**STATED TASK:**
Find the lines holding the word "JSON" and collect them.

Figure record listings
* * * * *
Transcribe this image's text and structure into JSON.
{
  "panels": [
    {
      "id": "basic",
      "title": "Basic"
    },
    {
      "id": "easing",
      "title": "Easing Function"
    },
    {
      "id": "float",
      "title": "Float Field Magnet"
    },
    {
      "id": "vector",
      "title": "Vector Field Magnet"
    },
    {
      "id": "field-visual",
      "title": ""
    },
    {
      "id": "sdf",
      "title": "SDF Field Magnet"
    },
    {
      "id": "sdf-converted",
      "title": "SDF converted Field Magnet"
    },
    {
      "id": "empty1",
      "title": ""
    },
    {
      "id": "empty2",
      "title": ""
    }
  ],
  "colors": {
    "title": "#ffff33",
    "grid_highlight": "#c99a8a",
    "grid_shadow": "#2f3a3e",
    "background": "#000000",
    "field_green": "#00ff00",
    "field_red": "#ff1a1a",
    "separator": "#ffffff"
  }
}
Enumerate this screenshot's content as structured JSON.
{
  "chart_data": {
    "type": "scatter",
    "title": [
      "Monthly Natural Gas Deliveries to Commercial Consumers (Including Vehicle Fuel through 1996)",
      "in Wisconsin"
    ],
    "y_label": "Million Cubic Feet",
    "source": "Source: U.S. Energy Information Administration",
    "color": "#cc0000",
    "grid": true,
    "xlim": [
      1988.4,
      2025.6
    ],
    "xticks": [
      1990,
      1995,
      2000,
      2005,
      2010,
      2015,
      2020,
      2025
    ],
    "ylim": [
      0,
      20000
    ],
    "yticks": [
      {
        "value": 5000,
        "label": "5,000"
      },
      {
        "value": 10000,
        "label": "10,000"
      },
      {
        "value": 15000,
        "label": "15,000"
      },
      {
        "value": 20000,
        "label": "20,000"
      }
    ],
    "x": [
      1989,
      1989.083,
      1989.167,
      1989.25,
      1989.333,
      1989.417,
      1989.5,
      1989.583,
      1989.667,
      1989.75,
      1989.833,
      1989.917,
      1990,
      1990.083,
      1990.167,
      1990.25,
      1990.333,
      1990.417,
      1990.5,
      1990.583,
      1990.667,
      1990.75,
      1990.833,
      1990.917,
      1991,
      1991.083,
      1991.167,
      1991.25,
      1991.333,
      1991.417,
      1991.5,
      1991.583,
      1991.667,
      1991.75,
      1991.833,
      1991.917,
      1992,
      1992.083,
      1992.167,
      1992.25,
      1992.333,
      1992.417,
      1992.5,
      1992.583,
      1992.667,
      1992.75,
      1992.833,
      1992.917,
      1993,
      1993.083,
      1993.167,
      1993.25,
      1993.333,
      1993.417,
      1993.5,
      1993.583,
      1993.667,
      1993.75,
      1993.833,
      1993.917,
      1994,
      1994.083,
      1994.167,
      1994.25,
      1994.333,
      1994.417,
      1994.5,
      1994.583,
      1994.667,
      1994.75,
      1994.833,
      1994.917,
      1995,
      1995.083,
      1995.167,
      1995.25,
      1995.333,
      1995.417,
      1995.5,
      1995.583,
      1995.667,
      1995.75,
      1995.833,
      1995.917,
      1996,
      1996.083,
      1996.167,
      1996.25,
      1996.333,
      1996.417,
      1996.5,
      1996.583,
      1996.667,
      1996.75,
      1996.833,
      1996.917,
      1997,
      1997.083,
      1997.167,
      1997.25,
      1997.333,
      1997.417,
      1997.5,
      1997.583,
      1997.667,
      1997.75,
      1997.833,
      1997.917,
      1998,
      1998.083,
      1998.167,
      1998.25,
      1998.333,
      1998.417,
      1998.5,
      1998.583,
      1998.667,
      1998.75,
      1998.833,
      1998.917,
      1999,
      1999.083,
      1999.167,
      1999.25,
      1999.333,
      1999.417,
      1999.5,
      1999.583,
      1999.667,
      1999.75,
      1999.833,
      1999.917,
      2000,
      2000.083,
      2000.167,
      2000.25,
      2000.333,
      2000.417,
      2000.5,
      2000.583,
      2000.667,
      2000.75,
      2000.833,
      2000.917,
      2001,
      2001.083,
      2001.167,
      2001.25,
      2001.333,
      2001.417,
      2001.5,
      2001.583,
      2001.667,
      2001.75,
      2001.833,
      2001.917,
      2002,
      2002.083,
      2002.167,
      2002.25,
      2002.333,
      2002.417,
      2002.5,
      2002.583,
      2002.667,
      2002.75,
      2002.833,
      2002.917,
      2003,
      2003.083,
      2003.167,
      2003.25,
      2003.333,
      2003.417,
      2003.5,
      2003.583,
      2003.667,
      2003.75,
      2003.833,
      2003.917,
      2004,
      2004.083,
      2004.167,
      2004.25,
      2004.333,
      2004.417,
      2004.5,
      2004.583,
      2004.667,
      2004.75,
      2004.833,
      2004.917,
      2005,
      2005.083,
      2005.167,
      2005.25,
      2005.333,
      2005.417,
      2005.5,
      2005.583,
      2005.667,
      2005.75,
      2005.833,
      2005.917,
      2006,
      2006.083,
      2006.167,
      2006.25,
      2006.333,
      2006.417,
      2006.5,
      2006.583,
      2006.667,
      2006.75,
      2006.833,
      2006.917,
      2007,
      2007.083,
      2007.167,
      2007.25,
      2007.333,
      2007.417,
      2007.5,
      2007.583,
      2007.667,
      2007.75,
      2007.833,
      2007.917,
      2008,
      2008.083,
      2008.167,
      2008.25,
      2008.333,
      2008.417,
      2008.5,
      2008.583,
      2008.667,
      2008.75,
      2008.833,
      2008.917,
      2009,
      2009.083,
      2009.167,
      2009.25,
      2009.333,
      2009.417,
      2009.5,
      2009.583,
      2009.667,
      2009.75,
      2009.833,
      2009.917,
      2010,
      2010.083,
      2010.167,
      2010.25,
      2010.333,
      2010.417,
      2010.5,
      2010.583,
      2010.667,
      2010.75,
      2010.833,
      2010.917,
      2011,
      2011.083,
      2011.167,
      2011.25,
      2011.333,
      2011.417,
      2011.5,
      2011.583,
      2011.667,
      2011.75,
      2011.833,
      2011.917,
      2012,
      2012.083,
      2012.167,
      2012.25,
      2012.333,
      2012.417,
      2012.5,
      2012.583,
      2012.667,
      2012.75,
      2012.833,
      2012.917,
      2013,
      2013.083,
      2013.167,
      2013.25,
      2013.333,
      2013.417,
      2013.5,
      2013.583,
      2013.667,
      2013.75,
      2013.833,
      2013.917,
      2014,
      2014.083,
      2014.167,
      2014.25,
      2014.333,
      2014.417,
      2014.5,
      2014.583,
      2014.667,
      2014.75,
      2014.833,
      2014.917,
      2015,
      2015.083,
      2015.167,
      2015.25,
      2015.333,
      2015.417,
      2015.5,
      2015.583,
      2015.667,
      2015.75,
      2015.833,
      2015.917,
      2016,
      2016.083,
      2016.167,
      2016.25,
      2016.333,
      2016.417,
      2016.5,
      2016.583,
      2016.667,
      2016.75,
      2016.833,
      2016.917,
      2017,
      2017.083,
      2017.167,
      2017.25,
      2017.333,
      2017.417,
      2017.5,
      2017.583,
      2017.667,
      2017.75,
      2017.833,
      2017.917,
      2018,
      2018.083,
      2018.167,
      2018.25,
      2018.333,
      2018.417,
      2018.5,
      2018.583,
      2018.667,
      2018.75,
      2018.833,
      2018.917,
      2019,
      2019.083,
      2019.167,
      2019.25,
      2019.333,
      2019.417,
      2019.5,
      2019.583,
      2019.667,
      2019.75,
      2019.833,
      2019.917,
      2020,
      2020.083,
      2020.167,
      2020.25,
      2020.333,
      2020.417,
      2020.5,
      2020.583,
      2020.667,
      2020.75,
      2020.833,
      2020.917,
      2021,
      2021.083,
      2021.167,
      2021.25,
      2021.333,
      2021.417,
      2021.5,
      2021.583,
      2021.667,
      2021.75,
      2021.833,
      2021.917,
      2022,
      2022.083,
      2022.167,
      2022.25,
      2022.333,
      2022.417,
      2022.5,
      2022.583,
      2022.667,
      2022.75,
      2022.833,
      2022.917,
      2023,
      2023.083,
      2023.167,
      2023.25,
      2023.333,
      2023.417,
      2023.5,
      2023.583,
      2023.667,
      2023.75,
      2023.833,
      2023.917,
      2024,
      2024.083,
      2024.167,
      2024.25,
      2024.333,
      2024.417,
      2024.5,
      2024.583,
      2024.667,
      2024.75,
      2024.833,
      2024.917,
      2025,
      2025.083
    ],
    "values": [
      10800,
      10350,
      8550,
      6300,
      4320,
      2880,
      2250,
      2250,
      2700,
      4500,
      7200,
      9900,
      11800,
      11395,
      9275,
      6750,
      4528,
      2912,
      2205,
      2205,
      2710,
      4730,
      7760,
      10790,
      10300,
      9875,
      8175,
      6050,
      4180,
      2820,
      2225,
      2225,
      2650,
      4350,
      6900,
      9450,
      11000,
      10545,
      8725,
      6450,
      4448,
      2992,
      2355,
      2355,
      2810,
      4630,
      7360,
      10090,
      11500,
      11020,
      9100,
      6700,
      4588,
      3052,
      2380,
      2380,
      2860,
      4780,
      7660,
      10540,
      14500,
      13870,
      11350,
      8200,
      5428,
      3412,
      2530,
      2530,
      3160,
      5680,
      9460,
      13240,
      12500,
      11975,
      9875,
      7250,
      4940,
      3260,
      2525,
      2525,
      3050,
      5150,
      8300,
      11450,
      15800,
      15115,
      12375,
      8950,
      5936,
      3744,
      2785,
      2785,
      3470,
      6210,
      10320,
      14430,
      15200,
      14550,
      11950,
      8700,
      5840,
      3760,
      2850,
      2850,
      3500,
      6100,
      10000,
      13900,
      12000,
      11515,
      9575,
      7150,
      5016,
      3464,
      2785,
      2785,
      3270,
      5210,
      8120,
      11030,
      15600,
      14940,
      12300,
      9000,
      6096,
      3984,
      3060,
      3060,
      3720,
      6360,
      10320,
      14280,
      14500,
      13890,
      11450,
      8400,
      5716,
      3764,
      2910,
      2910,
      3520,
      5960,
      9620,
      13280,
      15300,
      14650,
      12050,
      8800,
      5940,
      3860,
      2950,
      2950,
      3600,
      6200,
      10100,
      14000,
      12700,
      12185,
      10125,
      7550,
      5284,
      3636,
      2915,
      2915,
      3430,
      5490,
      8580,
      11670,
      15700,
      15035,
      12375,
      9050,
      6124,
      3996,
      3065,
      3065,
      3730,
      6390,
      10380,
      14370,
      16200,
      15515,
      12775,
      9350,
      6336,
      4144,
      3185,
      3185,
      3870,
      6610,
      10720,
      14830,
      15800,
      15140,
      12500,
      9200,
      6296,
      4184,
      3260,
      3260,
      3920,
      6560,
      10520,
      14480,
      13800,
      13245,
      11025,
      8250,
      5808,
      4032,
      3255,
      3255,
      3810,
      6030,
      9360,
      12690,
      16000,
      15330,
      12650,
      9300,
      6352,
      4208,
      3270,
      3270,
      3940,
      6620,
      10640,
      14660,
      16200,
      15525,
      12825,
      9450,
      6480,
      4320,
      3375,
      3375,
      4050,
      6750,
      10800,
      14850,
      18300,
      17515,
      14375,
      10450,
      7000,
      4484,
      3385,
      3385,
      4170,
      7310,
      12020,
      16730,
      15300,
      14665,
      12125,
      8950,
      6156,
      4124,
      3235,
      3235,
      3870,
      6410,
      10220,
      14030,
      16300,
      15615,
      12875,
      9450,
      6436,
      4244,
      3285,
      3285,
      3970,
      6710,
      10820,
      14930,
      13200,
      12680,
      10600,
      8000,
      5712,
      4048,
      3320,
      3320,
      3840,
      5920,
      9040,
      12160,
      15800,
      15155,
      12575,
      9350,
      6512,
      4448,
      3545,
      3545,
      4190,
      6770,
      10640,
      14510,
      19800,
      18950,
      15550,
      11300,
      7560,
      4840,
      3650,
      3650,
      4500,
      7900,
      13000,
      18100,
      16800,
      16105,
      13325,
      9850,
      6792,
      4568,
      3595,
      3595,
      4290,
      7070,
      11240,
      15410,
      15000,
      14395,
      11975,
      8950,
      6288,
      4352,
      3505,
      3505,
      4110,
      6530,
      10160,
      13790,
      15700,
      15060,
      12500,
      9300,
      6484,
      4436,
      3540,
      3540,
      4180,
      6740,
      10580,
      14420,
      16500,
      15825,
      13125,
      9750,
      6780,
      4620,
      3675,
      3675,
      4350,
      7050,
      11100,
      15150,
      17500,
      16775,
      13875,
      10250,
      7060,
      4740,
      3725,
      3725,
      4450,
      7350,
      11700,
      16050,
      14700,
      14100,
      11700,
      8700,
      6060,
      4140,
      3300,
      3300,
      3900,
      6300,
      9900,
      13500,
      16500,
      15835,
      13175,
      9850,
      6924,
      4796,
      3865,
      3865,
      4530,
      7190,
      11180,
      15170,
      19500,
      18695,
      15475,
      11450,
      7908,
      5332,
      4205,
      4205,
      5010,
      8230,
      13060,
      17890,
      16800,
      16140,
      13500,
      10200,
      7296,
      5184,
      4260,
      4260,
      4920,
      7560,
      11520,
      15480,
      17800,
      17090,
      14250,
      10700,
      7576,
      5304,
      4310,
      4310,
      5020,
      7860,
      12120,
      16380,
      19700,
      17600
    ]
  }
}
* * * * *
**TASK OUTPUT:**
Transcribe this image's text and structure into JSON.
Enumerate this screenshot's content as structured JSON.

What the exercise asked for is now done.